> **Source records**

■ ■ ■ ■ ■

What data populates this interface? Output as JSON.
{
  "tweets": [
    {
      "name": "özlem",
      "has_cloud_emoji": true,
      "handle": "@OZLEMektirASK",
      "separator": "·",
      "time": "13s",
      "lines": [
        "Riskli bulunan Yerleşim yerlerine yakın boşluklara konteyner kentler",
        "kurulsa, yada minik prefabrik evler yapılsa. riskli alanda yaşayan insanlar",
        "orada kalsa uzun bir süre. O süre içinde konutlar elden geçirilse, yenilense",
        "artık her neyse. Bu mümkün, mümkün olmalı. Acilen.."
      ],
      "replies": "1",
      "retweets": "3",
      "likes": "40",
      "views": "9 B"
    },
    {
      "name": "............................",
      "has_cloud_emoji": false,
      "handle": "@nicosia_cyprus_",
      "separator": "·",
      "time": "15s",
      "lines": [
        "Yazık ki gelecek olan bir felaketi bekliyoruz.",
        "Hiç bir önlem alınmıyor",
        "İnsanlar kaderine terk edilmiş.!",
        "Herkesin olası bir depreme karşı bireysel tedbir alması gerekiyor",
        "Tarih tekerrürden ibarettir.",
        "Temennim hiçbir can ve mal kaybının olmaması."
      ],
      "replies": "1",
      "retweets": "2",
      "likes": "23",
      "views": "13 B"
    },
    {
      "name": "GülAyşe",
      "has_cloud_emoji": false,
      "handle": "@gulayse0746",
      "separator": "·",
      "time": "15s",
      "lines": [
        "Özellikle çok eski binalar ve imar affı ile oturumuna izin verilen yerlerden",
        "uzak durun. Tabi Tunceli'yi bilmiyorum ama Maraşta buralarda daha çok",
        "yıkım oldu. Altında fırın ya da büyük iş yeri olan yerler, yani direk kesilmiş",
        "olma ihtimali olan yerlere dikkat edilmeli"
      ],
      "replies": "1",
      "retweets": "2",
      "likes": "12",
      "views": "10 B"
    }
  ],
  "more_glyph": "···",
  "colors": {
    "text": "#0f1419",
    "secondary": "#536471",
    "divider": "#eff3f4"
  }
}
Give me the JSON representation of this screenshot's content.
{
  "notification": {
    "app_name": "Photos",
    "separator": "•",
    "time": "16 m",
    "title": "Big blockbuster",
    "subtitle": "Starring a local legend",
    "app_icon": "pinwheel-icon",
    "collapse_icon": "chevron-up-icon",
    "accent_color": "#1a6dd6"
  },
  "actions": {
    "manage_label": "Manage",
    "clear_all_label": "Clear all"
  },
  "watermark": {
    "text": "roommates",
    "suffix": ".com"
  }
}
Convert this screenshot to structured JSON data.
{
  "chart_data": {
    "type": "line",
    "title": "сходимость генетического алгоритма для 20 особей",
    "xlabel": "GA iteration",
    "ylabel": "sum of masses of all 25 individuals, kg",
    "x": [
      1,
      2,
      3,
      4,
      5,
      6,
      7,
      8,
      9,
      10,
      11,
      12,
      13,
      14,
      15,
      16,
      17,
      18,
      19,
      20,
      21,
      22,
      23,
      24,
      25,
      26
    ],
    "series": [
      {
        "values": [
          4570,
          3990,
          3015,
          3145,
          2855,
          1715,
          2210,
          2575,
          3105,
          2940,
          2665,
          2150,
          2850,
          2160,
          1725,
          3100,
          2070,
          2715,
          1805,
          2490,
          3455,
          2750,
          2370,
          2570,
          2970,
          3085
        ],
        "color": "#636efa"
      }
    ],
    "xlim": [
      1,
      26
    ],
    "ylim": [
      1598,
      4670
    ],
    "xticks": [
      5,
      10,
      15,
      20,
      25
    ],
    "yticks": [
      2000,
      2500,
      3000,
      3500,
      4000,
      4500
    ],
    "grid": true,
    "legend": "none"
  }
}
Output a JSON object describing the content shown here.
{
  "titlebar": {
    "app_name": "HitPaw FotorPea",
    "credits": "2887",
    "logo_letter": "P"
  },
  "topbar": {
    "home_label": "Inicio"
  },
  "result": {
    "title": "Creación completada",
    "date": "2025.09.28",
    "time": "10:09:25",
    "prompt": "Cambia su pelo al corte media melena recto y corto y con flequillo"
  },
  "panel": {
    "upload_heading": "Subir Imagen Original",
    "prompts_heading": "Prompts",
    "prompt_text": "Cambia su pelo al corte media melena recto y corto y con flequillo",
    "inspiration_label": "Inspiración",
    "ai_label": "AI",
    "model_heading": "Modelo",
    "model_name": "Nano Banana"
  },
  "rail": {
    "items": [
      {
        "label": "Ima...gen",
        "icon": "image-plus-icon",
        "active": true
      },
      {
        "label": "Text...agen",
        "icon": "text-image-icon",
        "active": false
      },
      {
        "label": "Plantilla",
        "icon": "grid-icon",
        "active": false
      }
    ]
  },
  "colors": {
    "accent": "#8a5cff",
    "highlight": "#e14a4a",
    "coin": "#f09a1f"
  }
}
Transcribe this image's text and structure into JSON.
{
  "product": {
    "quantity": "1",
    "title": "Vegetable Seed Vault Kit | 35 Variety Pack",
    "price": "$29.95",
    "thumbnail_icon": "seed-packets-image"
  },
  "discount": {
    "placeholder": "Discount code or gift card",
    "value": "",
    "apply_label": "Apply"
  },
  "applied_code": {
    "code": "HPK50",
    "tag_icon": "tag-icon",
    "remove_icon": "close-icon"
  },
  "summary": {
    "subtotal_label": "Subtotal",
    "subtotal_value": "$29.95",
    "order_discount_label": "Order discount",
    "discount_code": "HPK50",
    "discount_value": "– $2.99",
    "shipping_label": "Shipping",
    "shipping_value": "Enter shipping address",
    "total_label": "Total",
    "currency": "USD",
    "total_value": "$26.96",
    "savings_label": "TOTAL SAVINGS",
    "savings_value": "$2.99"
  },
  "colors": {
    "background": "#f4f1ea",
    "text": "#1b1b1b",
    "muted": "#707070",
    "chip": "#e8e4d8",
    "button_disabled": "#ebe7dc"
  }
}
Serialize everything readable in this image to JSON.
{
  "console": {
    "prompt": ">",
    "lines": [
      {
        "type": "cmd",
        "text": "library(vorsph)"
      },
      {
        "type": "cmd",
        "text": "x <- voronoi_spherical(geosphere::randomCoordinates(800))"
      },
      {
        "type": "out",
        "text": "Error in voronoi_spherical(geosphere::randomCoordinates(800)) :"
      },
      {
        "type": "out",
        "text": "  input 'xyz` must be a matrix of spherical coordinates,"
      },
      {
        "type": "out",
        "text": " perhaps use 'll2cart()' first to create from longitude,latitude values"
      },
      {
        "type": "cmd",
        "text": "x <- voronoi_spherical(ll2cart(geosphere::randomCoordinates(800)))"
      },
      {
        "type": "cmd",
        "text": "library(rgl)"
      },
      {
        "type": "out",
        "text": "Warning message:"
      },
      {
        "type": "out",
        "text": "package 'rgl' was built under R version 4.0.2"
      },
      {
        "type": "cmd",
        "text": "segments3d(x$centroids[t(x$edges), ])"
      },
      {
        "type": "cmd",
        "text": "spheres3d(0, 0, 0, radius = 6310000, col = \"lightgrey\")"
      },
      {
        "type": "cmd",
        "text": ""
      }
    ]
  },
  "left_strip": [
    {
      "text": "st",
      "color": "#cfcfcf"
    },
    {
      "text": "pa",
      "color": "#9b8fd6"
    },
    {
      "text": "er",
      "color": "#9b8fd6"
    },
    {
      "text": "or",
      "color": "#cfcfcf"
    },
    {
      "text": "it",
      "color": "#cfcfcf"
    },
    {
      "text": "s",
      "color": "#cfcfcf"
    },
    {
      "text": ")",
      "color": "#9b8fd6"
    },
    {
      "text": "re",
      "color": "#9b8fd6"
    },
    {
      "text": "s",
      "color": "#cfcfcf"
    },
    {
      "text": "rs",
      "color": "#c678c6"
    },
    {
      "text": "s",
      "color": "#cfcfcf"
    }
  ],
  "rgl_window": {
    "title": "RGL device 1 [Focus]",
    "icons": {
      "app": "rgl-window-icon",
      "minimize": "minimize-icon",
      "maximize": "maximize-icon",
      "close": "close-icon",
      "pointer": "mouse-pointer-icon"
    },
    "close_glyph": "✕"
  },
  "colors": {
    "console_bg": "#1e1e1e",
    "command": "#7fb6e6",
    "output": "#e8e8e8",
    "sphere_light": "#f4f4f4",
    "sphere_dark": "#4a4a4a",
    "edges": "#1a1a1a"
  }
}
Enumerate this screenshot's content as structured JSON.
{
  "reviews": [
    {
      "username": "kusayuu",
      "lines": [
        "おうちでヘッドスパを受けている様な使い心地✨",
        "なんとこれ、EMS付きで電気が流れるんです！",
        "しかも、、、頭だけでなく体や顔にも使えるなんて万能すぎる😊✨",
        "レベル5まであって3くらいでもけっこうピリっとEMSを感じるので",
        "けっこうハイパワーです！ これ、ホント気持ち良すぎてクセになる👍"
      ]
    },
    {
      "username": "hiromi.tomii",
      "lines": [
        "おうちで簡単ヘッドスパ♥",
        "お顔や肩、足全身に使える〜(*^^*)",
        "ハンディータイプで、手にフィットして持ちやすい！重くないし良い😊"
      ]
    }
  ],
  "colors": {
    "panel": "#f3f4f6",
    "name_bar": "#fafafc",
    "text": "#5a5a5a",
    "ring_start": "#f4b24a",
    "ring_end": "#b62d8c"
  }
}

■ ■ ■ ■ ■

> **PROMPT**
Copy every single line of the material above that holds "handle".

> **REPLY**
      "handle": "@OZLEMektirASK",
      "handle": "@nicosia_cyprus_",
      "handle": "@gulayse0746",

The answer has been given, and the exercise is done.